(RAW RECORDS):
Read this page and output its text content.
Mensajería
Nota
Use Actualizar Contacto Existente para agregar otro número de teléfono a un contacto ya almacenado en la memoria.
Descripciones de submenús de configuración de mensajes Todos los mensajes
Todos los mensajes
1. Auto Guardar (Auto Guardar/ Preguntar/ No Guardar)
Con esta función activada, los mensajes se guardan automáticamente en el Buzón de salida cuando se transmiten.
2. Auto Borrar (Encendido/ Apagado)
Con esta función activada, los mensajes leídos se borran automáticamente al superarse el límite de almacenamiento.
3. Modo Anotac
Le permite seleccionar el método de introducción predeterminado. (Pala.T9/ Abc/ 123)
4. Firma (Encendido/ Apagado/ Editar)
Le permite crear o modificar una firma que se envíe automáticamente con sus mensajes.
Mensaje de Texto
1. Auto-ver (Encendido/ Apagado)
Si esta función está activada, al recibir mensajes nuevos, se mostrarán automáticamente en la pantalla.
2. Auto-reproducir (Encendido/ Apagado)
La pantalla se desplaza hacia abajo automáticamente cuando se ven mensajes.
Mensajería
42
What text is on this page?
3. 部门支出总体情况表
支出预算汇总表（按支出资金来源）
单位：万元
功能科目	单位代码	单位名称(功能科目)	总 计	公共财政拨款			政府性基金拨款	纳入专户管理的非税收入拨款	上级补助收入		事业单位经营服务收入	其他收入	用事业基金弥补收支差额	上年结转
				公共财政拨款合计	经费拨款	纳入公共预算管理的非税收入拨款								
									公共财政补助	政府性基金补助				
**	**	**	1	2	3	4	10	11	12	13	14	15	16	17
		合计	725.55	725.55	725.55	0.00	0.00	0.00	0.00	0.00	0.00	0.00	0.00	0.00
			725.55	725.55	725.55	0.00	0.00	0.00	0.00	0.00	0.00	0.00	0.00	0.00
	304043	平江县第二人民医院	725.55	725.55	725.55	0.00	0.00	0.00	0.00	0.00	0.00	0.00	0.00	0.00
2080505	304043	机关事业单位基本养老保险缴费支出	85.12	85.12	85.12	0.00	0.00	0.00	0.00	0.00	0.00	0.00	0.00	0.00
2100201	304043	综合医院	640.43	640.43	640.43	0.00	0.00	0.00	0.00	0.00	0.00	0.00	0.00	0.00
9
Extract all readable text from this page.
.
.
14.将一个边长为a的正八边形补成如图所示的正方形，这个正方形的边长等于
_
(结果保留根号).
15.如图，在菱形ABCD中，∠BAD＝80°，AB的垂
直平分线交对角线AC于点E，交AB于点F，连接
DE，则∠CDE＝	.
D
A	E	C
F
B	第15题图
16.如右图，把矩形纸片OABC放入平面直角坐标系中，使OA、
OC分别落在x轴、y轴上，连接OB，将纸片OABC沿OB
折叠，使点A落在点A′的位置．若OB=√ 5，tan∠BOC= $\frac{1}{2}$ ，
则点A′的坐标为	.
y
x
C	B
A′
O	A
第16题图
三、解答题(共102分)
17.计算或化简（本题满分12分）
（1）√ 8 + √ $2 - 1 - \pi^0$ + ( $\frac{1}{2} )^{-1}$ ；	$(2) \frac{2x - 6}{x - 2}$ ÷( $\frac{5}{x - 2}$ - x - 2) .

(DESCRIPTION OF THE TASK):
Recopy the entries above exactly, with every line included.

(TASK ANSWER):
Read this page and output its text content.
Mensajería
Nota
Use Actualizar Contacto Existente para agregar otro número de teléfono a un contacto ya almacenado en la memoria.
Descripciones de submenús de configuración de mensajes Todos los mensajes
Todos los mensajes
1. Auto Guardar (Auto Guardar/ Preguntar/ No Guardar)
Con esta función activada, los mensajes se guardan automáticamente en el Buzón de salida cuando se transmiten.
2. Auto Borrar (Encendido/ Apagado)
Con esta función activada, los mensajes leídos se borran automáticamente al superarse el límite de almacenamiento.
3. Modo Anotac
Le permite seleccionar el método de introducción predeterminado. (Pala.T9/ Abc/ 123)
4. Firma (Encendido/ Apagado/ Editar)
Le permite crear o modificar una firma que se envíe automáticamente con sus mensajes.
Mensaje de Texto
1. Auto-ver (Encendido/ Apagado)
Si esta función está activada, al recibir mensajes nuevos, se mostrarán automáticamente en la pantalla.
2. Auto-reproducir (Encendido/ Apagado)
La pantalla se desplaza hacia abajo automáticamente cuando se ven mensajes.
Mensajería
42
What text is on this page?
3. 部门支出总体情况表
支出预算汇总表（按支出资金来源）
单位：万元
功能科目	单位代码	单位名称(功能科目)	总 计	公共财政拨款			政府性基金拨款	纳入专户管理的非税收入拨款	上级补助收入		事业单位经营服务收入	其他收入	用事业基金弥补收支差额	上年结转
				公共财政拨款合计	经费拨款	纳入公共预算管理的非税收入拨款								
									公共财政补助	政府性基金补助				
**	**	**	1	2	3	4	10	11	12	13	14	15	16	17
		合计	725.55	725.55	725.55	0.00	0.00	0.00	0.00	0.00	0.00	0.00	0.00	0.00
			725.55	725.55	725.55	0.00	0.00	0.00	0.00	0.00	0.00	0.00	0.00	0.00
	304043	平江县第二人民医院	725.55	725.55	725.55	0.00	0.00	0.00	0.00	0.00	0.00	0.00	0.00	0.00
2080505	304043	机关事业单位基本养老保险缴费支出	85.12	85.12	85.12	0.00	0.00	0.00	0.00	0.00	0.00	0.00	0.00	0.00
2100201	304043	综合医院	640.43	640.43	640.43	0.00	0.00	0.00	0.00	0.00	0.00	0.00	0.00	0.00
9
Extract all readable text from this page.
.
.
14.将一个边长为a的正八边形补成如图所示的正方形，这个正方形的边长等于
_
(结果保留根号).
15.如图，在菱形ABCD中，∠BAD＝80°，AB的垂
直平分线交对角线AC于点E，交AB于点F，连接
DE，则∠CDE＝	.
D
A	E	C
F
B	第15题图
16.如右图，把矩形纸片OABC放入平面直角坐标系中，使OA、
OC分别落在x轴、y轴上，连接OB，将纸片OABC沿OB
折叠，使点A落在点A′的位置．若OB=√ 5，tan∠BOC= $\frac{1}{2}$ ，
则点A′的坐标为	.
y
x
C	B
A′
O	A
第16题图
三、解答题(共102分)
17.计算或化简（本题满分12分）
（1）√ 8 + √ $2 - 1 - \pi^0$ + ( $\frac{1}{2} )^{-1}$ ；	$(2) \frac{2x - 6}{x - 2}$ ÷( $\frac{5}{x - 2}$ - x - 2) .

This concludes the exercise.